== Passage to read ==

Our web guru Steve Edwards passed along a tweet from Moe Lane that said "New York Times confirms: Open Source advocacy is for liberals/progressives only. "
Lane linked to an obnoxious blog post by Farhad Manjoo in The New York Times titled “Why Mozilla’s Chief Had to Resign.” You see, “Mozilla is not a normal company. It is an activist organization.” And activists apparently find it very distasteful to be less than “militantly tolerant,” as Manjoo put it:
Is this an instance of political correctness run amok? Is it a sign that Silicon Valley has become militantly tolerant, unwilling to let executives express their personal viewpoints on issues unrelated to their jobs? I’ve seen many such worries expressed online; even supporters of same-sex marriage have been characterizing Mr. Eich’s ouster as an awful precedent for giving in to moralistic mob rule.
But it’s a mistake to draw any such conclusions in this case, for one simple reason: Mozilla is not a normal company. It is an activist organization. Mozilla’s primary mission isn’t to make money but to spread open-source code across the globe in the eventual hope of promoting “the development of the Internet as a public resource.”
As such, Mozilla operates according to a different calculus from most of the rest of corporate America.

== Information given ==

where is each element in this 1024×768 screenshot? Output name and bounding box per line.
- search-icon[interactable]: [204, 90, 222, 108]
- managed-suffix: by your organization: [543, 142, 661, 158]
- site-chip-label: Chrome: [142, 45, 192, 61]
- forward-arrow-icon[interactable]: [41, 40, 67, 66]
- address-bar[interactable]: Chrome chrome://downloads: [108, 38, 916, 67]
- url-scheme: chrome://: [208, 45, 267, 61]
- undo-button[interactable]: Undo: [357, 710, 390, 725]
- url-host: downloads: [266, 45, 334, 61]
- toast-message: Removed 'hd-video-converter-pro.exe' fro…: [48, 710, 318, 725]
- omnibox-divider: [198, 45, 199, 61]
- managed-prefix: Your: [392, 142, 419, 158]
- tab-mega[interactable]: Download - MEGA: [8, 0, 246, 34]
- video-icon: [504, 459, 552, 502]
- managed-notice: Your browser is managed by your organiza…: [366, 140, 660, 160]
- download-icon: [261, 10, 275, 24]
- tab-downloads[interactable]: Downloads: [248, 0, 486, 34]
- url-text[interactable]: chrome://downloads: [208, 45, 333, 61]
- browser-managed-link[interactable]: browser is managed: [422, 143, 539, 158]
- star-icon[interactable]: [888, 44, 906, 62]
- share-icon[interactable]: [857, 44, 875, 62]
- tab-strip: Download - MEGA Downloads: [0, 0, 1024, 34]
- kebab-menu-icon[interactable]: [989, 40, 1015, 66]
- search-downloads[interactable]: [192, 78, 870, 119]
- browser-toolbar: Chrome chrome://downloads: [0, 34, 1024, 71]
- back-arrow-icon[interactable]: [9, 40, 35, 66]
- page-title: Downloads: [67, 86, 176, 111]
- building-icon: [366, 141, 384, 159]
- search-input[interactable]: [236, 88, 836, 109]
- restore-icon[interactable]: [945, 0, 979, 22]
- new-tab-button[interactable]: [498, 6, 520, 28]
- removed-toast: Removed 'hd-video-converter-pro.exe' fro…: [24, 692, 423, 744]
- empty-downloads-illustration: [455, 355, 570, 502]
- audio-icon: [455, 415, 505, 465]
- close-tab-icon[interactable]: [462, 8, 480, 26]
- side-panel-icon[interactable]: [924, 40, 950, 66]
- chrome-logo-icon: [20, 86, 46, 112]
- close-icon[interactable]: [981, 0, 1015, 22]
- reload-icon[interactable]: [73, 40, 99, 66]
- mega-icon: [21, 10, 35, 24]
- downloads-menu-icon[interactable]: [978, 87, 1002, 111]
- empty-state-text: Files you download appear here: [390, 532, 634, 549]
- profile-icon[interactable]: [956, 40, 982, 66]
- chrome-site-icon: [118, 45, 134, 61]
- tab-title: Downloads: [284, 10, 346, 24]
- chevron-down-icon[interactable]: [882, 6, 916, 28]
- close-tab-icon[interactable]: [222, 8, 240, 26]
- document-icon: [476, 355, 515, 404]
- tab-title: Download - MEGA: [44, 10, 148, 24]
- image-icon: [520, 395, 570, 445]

== Assignment A ==
Please list every person the Mozilla passage mentions by name.
== Assignment B ==
Continue the Mozilla passage from its last sentence.
The records have nothing to do with the Mozilla passage.

== Your response A ==
Steve Edwards, Moe Lane, Farhad Manjoo, Mr. Eich

== Your response B ==
The company serves two markets, not just one, and the second market is “arguably more challenging — the tight labor pool of engineers, designers, and other tech workers who make software.” They have an ideology that must not be broached:
When you consider the importance of that market, Mr. Eich’s position on gay marriage wasn’t some outré personal stance unrelated to his job; it was a potentially hazardous bit of negative branding in the labor pool, one that was making life difficult for current employees and plausibly reducing Mozilla’s draw to prospective workers.
This became clear in a string of tweets and thoughtful blog posts that Mozilla employees (a.k.a. Mozillians) published this week. A number of them called for Mr. Eich’s resignation. One employee in Britain, Paula Le Dieu, put herself on “unpaid leave” in protest. Others stopped short of calling for Mr. Eich’s ouster but expressed frustration that Mozilla was being tarred with his views, and hope that they could rehabilitate Mr. Eich’s ideas about gay marriage...
“He is actively harming Mozilla by not making a proper statement on these issues and making things right,” wrote Ben Werdmüller, a Mozilla developer.
In other words, those "thoughtful Mozillians" believed Eich apparently needed to undergo "conversion therapy" and become an "ex-Anti-Gay," and then he would be "rehabilitated."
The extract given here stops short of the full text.